(Entries from a dataset)

= = = = =

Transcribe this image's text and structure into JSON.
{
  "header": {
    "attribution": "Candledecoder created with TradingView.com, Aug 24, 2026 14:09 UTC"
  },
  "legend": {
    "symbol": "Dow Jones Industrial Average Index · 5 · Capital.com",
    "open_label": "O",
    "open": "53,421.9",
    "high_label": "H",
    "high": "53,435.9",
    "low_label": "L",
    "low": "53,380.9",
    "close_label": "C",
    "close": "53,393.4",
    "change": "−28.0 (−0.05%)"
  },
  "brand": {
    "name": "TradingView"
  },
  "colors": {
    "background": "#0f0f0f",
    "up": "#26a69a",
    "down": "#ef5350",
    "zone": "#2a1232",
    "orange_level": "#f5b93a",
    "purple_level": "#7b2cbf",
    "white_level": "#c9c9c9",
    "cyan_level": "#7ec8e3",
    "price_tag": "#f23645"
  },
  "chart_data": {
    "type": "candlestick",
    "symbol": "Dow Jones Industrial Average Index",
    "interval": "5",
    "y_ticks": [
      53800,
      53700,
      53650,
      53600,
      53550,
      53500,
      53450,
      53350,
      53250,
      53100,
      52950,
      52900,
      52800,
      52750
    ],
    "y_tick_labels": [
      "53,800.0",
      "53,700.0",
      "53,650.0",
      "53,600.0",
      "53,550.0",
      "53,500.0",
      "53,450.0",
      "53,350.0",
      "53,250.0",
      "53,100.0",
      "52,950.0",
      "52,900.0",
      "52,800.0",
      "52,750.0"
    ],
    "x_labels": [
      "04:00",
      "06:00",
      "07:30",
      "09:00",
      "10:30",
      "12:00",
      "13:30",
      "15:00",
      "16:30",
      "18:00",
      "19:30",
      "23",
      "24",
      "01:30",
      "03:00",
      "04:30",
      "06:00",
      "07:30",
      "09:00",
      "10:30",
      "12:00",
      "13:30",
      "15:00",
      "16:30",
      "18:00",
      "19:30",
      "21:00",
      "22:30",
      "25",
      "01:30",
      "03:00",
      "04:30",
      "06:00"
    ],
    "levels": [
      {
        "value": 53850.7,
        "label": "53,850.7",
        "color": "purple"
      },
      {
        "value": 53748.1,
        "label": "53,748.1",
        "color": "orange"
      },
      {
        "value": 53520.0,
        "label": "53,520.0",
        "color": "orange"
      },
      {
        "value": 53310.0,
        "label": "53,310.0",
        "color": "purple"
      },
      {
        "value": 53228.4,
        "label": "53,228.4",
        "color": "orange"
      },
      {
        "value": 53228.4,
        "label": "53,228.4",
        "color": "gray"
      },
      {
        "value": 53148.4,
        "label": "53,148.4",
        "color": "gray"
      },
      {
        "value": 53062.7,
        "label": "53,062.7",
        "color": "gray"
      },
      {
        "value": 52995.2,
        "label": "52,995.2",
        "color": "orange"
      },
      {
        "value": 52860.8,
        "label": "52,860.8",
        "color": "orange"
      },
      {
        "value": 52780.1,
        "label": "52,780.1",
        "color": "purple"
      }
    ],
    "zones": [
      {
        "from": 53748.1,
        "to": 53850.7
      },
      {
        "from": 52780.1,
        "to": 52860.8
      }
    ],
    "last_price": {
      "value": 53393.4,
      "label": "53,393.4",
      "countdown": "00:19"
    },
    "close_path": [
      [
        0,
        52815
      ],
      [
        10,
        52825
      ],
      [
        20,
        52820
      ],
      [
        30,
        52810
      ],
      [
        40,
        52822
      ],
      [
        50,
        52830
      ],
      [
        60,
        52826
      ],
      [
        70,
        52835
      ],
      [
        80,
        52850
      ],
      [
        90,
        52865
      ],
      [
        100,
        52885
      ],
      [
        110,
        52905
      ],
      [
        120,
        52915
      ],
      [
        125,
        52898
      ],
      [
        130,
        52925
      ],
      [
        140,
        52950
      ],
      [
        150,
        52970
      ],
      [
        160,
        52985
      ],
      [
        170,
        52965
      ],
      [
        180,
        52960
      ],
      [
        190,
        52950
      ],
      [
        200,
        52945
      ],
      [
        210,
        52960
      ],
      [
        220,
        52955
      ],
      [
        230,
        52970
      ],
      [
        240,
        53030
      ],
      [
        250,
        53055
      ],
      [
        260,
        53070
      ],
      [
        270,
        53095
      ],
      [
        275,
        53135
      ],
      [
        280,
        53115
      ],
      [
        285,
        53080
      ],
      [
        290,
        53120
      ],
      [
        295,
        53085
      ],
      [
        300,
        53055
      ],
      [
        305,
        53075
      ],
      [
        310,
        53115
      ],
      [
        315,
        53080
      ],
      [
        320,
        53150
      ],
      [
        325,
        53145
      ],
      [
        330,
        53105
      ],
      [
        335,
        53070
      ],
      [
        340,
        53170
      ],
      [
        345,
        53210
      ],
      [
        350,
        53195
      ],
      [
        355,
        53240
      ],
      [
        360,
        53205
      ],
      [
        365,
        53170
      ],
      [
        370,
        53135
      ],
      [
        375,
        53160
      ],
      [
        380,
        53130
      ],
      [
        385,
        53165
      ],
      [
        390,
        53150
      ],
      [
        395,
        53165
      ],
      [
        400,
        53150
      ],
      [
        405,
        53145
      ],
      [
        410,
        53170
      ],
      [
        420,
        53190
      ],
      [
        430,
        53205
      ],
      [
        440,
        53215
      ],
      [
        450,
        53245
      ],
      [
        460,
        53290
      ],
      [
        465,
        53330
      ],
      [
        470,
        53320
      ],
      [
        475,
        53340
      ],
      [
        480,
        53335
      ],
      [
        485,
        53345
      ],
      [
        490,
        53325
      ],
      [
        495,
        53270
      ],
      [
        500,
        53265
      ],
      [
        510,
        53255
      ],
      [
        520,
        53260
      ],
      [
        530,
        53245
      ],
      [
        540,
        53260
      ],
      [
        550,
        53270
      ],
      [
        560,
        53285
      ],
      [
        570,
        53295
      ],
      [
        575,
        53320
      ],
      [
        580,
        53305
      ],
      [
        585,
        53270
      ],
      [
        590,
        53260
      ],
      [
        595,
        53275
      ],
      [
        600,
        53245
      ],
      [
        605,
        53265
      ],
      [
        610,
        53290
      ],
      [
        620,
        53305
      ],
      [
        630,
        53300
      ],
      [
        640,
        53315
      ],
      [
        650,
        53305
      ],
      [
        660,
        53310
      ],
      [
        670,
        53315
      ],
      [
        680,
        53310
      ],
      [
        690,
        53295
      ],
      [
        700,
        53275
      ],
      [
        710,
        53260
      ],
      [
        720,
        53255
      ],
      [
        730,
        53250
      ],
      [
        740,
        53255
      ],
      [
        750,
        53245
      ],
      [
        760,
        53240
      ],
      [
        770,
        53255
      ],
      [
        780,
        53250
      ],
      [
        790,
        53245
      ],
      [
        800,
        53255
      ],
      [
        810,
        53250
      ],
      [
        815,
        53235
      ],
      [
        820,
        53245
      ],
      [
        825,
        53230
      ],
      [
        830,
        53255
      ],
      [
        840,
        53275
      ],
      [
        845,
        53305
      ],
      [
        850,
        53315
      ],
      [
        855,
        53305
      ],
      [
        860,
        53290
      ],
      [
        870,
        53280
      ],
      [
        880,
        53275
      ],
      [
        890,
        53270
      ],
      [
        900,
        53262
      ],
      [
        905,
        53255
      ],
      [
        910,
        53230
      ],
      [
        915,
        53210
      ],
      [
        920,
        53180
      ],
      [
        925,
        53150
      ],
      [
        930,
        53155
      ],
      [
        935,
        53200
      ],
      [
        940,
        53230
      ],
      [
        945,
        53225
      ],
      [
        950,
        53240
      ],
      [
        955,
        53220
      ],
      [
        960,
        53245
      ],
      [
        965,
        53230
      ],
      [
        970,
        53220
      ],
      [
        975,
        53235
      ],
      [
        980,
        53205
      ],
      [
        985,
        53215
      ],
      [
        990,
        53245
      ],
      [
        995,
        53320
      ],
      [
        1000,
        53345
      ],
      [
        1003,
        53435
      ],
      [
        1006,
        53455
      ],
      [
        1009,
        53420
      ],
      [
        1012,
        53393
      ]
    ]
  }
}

= = = = =

● WHAT NEEDS TO BE DONE: Extract every line above containing the word "symbol".

● RESULT OF THIS EXERCISE:
    "symbol": "Dow Jones Industrial Average Index · 5 · Capital.com",
    "symbol": "Dow Jones Industrial Average Index",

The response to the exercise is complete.